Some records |
○ ○ ○ ○ ○ ○ ○

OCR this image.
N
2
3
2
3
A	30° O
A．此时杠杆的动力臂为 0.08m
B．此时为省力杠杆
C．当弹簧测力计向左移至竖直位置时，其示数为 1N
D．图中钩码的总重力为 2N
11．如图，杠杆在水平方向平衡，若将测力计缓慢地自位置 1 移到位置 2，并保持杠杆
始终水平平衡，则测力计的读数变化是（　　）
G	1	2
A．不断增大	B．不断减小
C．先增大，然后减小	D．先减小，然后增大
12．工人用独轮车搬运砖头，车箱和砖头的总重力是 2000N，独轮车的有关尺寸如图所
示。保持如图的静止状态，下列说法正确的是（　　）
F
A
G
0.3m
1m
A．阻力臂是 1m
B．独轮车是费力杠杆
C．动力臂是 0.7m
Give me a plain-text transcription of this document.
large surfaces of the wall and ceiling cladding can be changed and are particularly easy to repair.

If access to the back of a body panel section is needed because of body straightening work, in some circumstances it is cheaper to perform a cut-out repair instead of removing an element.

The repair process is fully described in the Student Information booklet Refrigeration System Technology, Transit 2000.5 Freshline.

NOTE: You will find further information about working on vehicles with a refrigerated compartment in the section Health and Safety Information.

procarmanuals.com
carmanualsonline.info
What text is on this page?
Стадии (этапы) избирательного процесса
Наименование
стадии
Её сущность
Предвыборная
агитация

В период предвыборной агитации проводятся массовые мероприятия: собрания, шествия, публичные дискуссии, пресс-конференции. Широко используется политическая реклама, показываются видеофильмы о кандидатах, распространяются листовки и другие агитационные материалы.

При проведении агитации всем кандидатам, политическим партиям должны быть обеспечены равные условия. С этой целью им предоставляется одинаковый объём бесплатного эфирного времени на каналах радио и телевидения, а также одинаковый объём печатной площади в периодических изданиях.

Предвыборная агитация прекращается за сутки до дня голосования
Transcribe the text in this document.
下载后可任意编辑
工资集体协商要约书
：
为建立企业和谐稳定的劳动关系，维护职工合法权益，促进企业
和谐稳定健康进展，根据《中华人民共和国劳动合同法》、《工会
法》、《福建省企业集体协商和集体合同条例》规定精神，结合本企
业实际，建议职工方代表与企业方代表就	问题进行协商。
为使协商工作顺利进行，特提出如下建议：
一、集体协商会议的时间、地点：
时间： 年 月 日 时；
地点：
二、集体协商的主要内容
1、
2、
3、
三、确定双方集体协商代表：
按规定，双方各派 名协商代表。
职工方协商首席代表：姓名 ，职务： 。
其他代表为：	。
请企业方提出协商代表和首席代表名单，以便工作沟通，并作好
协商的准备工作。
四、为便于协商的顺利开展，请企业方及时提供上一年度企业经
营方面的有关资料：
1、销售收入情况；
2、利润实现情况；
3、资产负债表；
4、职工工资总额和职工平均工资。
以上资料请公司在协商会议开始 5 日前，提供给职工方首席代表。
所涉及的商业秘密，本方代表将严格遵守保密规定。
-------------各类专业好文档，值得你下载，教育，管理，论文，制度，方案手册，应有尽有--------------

○ ○ ○ ○ ○ ○ ○

The request |
Reproduce the listing in full. Keep it exactly as written.

Reply |
OCR this image.
N
2
3
2
3
A	30° O
A．此时杠杆的动力臂为 0.08m
B．此时为省力杠杆
C．当弹簧测力计向左移至竖直位置时，其示数为 1N
D．图中钩码的总重力为 2N
11．如图，杠杆在水平方向平衡，若将测力计缓慢地自位置 1 移到位置 2，并保持杠杆
始终水平平衡，则测力计的读数变化是（　　）
G	1	2
A．不断增大	B．不断减小
C．先增大，然后减小	D．先减小，然后增大
12．工人用独轮车搬运砖头，车箱和砖头的总重力是 2000N，独轮车的有关尺寸如图所
示。保持如图的静止状态，下列说法正确的是（　　）
F
A
G
0.3m
1m
A．阻力臂是 1m
B．独轮车是费力杠杆
C．动力臂是 0.7m
Give me a plain-text transcription of this document.
large surfaces of the wall and ceiling cladding can be changed and are particularly easy to repair.

If access to the back of a body panel section is needed because of body straightening work, in some circumstances it is cheaper to perform a cut-out repair instead of removing an element.

The repair process is fully described in the Student Information booklet Refrigeration System Technology, Transit 2000.5 Freshline.

NOTE: You will find further information about working on vehicles with a refrigerated compartment in the section Health and Safety Information.

procarmanuals.com
carmanualsonline.info
What text is on this page?
Стадии (этапы) избирательного процесса
Наименование
стадии
Её сущность
Предвыборная
агитация

В период предвыборной агитации проводятся массовые мероприятия: собрания, шествия, публичные дискуссии, пресс-конференции. Широко используется политическая реклама, показываются видеофильмы о кандидатах, распространяются листовки и другие агитационные материалы.

При проведении агитации всем кандидатам, политическим партиям должны быть обеспечены равные условия. С этой целью им предоставляется одинаковый объём бесплатного эфирного времени на каналах радио и телевидения, а также одинаковый объём печатной площади в периодических изданиях.

Предвыборная агитация прекращается за сутки до дня голосования
Transcribe the text in this document.
下载后可任意编辑
工资集体协商要约书
：
为建立企业和谐稳定的劳动关系，维护职工合法权益，促进企业
和谐稳定健康进展，根据《中华人民共和国劳动合同法》、《工会
法》、《福建省企业集体协商和集体合同条例》规定精神，结合本企
业实际，建议职工方代表与企业方代表就	问题进行协商。
为使协商工作顺利进行，特提出如下建议：
一、集体协商会议的时间、地点：
时间： 年 月 日 时；
地点：
二、集体协商的主要内容
1、
2、
3、
三、确定双方集体协商代表：
按规定，双方各派 名协商代表。
职工方协商首席代表：姓名 ，职务： 。
其他代表为：	。
请企业方提出协商代表和首席代表名单，以便工作沟通，并作好
协商的准备工作。
四、为便于协商的顺利开展，请企业方及时提供上一年度企业经
营方面的有关资料：
1、销售收入情况；
2、利润实现情况；
3、资产负债表；
4、职工工资总额和职工平均工资。
以上资料请公司在协商会议开始 5 日前，提供给职工方首席代表。
所涉及的商业秘密，本方代表将严格遵守保密规定。
-------------各类专业好文档，值得你下载，教育，管理，论文，制度，方案手册，应有尽有--------------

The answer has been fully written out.